*REQUIRED WORK*.
Reproduce the material in full, unchanged.

*DATASET EXCERPTS*.
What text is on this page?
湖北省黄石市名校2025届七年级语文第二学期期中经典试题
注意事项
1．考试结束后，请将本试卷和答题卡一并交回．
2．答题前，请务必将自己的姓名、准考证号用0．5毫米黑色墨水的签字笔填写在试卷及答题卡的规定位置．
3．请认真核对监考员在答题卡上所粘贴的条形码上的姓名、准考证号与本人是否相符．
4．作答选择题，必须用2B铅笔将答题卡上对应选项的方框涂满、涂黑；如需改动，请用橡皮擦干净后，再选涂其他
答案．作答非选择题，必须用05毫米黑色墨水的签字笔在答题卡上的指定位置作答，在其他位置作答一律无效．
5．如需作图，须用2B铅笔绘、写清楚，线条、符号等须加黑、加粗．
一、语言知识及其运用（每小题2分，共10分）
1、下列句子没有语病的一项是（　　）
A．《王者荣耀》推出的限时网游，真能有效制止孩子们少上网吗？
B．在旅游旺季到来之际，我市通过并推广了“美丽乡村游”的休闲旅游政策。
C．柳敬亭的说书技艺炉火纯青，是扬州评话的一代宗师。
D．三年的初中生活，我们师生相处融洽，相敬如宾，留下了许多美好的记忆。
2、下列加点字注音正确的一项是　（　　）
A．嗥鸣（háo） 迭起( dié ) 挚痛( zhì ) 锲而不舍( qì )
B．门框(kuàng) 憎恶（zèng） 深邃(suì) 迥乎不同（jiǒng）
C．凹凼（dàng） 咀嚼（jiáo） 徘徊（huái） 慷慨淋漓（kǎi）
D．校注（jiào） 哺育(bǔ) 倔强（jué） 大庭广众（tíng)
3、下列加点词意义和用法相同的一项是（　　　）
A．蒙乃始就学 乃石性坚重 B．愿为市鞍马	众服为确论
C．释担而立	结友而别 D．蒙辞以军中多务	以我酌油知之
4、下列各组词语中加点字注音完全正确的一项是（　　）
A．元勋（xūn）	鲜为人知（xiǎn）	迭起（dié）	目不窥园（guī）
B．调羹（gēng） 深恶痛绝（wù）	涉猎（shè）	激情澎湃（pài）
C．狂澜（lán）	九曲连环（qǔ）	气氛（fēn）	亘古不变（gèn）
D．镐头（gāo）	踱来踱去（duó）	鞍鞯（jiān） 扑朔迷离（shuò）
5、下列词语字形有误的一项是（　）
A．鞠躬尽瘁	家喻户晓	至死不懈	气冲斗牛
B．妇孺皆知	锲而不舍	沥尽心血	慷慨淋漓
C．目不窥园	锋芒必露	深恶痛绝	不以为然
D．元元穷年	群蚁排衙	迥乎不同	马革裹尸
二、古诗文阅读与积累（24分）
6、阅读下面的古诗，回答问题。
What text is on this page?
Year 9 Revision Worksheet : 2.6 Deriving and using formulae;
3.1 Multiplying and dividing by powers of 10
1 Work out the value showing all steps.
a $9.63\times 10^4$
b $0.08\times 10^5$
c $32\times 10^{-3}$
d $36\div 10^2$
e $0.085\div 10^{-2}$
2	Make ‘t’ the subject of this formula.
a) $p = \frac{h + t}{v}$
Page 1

*ANSWER BELOW*.
What text is on this page?
湖北省黄石市名校2025届七年级语文第二学期期中经典试题
注意事项
1．考试结束后，请将本试卷和答题卡一并交回．
2．答题前，请务必将自己的姓名、准考证号用0．5毫米黑色墨水的签字笔填写在试卷及答题卡的规定位置．
3．请认真核对监考员在答题卡上所粘贴的条形码上的姓名、准考证号与本人是否相符．
4．作答选择题，必须用2B铅笔将答题卡上对应选项的方框涂满、涂黑；如需改动，请用橡皮擦干净后，再选涂其他
答案．作答非选择题，必须用05毫米黑色墨水的签字笔在答题卡上的指定位置作答，在其他位置作答一律无效．
5．如需作图，须用2B铅笔绘、写清楚，线条、符号等须加黑、加粗．
一、语言知识及其运用（每小题2分，共10分）
1、下列句子没有语病的一项是（　　）
A．《王者荣耀》推出的限时网游，真能有效制止孩子们少上网吗？
B．在旅游旺季到来之际，我市通过并推广了“美丽乡村游”的休闲旅游政策。
C．柳敬亭的说书技艺炉火纯青，是扬州评话的一代宗师。
D．三年的初中生活，我们师生相处融洽，相敬如宾，留下了许多美好的记忆。
2、下列加点字注音正确的一项是　（　　）
A．嗥鸣（háo） 迭起( dié ) 挚痛( zhì ) 锲而不舍( qì )
B．门框(kuàng) 憎恶（zèng） 深邃(suì) 迥乎不同（jiǒng）
C．凹凼（dàng） 咀嚼（jiáo） 徘徊（huái） 慷慨淋漓（kǎi）
D．校注（jiào） 哺育(bǔ) 倔强（jué） 大庭广众（tíng)
3、下列加点词意义和用法相同的一项是（　　　）
A．蒙乃始就学 乃石性坚重 B．愿为市鞍马	众服为确论
C．释担而立	结友而别 D．蒙辞以军中多务	以我酌油知之
4、下列各组词语中加点字注音完全正确的一项是（　　）
A．元勋（xūn）	鲜为人知（xiǎn）	迭起（dié）	目不窥园（guī）
B．调羹（gēng） 深恶痛绝（wù）	涉猎（shè）	激情澎湃（pài）
C．狂澜（lán）	九曲连环（qǔ）	气氛（fēn）	亘古不变（gèn）
D．镐头（gāo）	踱来踱去（duó）	鞍鞯（jiān） 扑朔迷离（shuò）
5、下列词语字形有误的一项是（　）
A．鞠躬尽瘁	家喻户晓	至死不懈	气冲斗牛
B．妇孺皆知	锲而不舍	沥尽心血	慷慨淋漓
C．目不窥园	锋芒必露	深恶痛绝	不以为然
D．元元穷年	群蚁排衙	迥乎不同	马革裹尸
二、古诗文阅读与积累（24分）
6、阅读下面的古诗，回答问题。
What text is on this page?
Year 9 Revision Worksheet : 2.6 Deriving and using formulae;
3.1 Multiplying and dividing by powers of 10
1 Work out the value showing all steps.
a $9.63\times 10^4$
b $0.08\times 10^5$
c $32\times 10^{-3}$
d $36\div 10^2$
e $0.085\div 10^{-2}$
2	Make ‘t’ the subject of this formula.
a) $p = \frac{h + t}{v}$
Page 1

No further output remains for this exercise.